What is being asked → Look through the lines below and extract any with the word "directory".

----- Data entries -----

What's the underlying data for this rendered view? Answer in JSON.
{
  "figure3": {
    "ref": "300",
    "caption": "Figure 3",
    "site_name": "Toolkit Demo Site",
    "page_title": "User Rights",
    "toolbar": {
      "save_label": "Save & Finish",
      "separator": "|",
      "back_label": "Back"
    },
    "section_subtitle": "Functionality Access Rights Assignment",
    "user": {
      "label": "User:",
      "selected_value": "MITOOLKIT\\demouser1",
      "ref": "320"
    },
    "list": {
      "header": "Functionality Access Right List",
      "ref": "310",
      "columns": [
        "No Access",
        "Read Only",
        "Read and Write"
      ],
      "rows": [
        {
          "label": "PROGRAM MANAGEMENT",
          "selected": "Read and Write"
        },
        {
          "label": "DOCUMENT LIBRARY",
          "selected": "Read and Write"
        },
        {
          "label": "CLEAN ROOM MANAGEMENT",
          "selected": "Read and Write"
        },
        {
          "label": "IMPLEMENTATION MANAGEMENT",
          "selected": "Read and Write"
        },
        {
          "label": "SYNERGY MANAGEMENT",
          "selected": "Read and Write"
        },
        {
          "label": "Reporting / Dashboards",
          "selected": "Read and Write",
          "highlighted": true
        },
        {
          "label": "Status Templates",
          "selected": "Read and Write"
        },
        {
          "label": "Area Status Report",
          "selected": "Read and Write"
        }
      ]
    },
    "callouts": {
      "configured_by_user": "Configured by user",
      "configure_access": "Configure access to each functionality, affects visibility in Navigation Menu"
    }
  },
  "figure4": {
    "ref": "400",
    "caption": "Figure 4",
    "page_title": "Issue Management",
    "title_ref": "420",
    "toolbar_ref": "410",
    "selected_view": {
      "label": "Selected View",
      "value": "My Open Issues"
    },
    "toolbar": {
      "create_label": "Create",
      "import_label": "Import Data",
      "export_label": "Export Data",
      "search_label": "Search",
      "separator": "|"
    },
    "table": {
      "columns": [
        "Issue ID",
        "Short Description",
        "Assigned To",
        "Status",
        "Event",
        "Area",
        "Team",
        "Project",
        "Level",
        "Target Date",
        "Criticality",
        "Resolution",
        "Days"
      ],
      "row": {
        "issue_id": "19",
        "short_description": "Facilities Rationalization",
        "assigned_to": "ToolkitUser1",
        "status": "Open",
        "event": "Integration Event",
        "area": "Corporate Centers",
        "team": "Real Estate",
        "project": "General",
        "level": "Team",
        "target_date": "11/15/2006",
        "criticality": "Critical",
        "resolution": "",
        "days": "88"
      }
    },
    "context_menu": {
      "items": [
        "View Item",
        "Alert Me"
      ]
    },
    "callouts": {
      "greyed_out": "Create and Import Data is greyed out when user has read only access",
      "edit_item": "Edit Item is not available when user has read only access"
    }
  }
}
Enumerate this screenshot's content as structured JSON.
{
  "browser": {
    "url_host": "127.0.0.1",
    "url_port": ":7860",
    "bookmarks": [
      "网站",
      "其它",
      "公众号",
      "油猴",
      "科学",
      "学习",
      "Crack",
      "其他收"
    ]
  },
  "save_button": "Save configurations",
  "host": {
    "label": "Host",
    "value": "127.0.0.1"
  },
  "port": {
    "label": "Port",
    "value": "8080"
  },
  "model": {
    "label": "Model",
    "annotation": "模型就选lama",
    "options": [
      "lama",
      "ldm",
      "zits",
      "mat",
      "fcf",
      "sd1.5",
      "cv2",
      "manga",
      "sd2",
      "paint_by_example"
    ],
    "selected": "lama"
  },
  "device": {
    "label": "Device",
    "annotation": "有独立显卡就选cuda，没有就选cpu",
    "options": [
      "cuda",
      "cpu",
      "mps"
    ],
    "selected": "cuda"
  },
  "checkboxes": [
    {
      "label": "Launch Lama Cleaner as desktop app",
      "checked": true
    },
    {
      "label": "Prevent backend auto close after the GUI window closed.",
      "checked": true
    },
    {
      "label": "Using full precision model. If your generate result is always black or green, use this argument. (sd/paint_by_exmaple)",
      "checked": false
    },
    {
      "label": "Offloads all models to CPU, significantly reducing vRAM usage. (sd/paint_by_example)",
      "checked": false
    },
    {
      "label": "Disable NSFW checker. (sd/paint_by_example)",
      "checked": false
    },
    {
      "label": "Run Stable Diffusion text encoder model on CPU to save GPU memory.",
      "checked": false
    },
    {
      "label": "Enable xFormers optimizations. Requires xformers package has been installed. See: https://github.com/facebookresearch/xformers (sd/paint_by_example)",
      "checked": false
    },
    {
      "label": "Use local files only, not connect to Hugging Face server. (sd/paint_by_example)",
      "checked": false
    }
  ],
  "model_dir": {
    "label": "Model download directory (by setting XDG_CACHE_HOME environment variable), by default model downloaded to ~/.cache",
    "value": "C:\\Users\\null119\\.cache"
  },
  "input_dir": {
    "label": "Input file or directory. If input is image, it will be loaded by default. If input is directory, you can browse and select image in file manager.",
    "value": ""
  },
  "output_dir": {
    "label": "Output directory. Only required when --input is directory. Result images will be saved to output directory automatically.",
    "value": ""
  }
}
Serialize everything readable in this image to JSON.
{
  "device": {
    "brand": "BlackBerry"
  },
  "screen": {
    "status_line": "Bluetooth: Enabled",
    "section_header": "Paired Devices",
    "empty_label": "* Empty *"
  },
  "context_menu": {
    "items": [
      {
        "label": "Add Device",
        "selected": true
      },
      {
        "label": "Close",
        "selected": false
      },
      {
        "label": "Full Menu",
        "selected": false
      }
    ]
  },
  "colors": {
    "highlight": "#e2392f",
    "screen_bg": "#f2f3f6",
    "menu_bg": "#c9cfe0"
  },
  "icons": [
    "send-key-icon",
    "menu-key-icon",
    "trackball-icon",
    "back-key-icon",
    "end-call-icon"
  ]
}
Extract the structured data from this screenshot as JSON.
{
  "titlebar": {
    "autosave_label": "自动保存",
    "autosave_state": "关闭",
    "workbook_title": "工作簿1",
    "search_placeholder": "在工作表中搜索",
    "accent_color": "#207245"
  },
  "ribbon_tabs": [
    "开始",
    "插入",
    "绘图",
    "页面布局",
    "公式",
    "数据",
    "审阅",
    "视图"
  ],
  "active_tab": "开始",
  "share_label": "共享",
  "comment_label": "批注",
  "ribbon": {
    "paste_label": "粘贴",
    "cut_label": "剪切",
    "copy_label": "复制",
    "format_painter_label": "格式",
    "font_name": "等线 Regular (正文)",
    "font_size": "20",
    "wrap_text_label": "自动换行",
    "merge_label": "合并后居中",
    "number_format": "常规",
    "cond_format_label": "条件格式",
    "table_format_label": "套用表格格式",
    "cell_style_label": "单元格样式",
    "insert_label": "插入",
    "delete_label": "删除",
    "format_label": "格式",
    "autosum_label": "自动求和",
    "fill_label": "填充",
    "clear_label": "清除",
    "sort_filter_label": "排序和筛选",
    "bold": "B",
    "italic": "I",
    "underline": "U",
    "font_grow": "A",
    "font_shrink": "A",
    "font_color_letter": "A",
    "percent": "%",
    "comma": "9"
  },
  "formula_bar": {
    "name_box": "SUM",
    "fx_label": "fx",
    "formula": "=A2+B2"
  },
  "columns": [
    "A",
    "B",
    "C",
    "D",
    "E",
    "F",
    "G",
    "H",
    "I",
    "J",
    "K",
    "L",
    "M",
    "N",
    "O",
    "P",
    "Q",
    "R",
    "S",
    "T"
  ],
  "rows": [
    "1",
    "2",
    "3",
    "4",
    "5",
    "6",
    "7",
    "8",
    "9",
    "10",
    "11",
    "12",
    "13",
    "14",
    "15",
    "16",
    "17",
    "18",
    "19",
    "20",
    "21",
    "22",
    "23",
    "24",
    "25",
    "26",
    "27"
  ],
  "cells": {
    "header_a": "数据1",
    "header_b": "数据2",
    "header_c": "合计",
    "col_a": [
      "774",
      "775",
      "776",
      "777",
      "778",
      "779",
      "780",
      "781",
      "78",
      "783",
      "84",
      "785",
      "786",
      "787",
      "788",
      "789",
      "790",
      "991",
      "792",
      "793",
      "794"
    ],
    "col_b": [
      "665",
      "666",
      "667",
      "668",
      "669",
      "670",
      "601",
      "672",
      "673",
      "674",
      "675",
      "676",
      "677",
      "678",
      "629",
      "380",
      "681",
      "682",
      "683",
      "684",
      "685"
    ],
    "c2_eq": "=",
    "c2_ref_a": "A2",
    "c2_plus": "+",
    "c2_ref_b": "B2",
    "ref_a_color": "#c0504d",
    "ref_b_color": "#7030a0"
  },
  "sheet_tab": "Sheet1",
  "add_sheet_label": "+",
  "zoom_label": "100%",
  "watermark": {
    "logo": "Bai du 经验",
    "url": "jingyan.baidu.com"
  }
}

-----

Exercise output →
    "label": "Model download directory (by setting XDG_CACHE_HOME environment variable), by default model downloaded to ~/.cache",
    "label": "Input file or directory. If input is image, it will be loaded by default. If input is directory, you can browse and select image in file manager.",
    "label": "Output directory. Only required when --input is directory. Result images will be saved to output directory automatically.",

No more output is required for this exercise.